● Task details: Note how many lines hold the string "content" and give that number without any other words.

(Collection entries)
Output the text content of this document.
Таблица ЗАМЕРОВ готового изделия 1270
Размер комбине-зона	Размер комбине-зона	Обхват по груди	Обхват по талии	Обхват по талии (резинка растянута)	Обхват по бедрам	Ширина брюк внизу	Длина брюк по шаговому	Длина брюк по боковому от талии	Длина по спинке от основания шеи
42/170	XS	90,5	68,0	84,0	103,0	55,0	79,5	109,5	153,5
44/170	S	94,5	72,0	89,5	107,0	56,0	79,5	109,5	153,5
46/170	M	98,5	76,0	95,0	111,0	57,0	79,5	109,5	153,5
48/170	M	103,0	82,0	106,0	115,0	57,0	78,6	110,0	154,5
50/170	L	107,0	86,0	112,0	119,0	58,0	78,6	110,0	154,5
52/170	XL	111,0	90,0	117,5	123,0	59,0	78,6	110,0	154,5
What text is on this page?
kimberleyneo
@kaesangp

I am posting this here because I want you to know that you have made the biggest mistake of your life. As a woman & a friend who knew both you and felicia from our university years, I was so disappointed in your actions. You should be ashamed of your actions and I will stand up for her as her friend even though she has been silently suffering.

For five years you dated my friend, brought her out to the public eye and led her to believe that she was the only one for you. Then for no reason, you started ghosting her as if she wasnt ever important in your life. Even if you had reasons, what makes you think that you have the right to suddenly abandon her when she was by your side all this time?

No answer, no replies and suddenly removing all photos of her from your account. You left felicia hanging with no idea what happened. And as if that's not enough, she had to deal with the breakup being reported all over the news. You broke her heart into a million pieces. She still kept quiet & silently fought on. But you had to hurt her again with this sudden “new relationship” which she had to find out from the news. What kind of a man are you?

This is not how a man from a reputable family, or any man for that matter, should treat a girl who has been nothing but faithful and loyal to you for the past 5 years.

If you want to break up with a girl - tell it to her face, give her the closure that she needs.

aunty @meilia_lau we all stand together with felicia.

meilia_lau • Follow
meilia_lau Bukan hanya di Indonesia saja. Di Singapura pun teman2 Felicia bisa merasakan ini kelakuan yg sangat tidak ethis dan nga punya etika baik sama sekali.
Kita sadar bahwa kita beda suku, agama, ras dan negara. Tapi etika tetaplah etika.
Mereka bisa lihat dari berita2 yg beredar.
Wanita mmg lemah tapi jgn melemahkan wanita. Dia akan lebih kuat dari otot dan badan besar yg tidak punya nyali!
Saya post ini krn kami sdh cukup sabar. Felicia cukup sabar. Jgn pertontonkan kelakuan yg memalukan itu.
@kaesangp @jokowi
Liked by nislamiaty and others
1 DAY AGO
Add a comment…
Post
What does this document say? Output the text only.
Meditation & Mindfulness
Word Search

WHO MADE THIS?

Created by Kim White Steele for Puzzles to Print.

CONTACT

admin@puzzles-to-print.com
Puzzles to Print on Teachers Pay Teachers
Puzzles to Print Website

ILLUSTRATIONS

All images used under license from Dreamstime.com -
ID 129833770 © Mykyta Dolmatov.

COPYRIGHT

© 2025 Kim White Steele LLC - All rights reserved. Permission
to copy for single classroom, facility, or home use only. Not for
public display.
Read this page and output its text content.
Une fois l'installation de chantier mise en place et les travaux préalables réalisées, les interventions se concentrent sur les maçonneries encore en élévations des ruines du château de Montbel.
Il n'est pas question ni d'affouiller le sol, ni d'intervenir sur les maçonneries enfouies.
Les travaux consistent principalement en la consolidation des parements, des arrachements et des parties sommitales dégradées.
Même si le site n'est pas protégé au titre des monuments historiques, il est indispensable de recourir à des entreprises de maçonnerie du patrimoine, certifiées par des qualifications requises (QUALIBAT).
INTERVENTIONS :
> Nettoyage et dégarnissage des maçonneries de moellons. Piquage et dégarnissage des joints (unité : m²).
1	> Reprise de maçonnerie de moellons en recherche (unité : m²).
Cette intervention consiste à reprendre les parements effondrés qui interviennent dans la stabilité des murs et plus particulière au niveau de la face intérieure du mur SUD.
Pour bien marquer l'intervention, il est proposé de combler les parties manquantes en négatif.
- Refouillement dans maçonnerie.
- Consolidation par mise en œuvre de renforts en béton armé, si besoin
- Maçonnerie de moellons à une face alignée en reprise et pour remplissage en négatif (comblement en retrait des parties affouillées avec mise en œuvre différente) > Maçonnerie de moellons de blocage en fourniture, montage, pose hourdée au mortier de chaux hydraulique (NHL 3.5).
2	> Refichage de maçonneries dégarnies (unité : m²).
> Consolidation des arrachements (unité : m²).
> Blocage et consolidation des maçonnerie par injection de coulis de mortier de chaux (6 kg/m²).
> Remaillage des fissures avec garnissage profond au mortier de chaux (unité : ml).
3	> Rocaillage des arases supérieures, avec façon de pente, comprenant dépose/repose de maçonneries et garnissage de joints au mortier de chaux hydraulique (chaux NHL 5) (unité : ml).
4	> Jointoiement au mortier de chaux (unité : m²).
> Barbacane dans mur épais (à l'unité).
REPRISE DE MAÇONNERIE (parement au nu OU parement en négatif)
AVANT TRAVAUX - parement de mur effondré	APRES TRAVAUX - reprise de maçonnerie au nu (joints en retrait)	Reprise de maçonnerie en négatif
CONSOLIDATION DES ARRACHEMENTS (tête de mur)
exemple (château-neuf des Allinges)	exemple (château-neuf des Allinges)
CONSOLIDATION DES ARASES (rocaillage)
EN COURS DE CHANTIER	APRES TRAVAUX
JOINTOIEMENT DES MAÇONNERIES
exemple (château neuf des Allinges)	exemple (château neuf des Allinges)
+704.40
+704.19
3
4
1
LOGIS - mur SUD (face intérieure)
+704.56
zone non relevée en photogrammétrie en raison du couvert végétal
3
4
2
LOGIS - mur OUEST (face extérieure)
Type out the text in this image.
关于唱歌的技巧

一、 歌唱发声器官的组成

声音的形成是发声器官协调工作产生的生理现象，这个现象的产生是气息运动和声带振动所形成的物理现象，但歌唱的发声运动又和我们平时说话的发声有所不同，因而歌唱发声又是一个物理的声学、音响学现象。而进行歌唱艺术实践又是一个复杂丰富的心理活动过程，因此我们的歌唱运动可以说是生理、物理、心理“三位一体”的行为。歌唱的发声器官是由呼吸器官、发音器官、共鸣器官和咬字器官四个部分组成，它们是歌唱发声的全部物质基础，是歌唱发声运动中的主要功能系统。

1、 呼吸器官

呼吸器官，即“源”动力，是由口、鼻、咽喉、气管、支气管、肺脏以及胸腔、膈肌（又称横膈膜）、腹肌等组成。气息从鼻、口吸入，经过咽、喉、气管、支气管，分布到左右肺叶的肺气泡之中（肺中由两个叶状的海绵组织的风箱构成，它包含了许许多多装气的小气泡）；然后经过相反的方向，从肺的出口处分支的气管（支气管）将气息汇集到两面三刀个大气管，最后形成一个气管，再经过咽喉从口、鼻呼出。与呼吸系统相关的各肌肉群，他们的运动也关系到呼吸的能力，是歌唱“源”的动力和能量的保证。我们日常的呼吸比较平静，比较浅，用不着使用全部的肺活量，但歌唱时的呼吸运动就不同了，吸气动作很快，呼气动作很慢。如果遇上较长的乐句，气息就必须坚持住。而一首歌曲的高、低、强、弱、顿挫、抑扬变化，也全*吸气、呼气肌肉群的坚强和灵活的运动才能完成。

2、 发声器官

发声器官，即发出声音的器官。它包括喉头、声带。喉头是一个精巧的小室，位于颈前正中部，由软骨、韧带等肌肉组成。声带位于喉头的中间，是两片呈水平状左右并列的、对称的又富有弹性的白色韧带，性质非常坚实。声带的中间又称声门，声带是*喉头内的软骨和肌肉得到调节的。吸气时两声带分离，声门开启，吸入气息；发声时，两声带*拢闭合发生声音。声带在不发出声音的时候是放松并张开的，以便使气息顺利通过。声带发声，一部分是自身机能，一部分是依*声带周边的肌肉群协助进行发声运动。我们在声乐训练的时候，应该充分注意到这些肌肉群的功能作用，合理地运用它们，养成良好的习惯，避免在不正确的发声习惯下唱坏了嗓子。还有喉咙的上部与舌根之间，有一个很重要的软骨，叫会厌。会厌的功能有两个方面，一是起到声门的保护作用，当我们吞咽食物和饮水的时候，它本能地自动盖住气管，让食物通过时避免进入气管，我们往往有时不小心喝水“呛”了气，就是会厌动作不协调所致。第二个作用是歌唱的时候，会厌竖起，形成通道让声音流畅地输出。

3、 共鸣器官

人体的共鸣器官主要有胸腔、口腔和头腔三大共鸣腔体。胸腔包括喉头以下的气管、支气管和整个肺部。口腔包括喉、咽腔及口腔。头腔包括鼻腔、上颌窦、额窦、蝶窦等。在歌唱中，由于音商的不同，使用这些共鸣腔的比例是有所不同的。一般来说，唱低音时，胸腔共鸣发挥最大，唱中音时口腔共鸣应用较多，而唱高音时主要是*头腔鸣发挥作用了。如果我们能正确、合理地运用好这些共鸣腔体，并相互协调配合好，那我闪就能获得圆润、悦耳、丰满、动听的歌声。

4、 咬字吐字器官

● Written reply: 2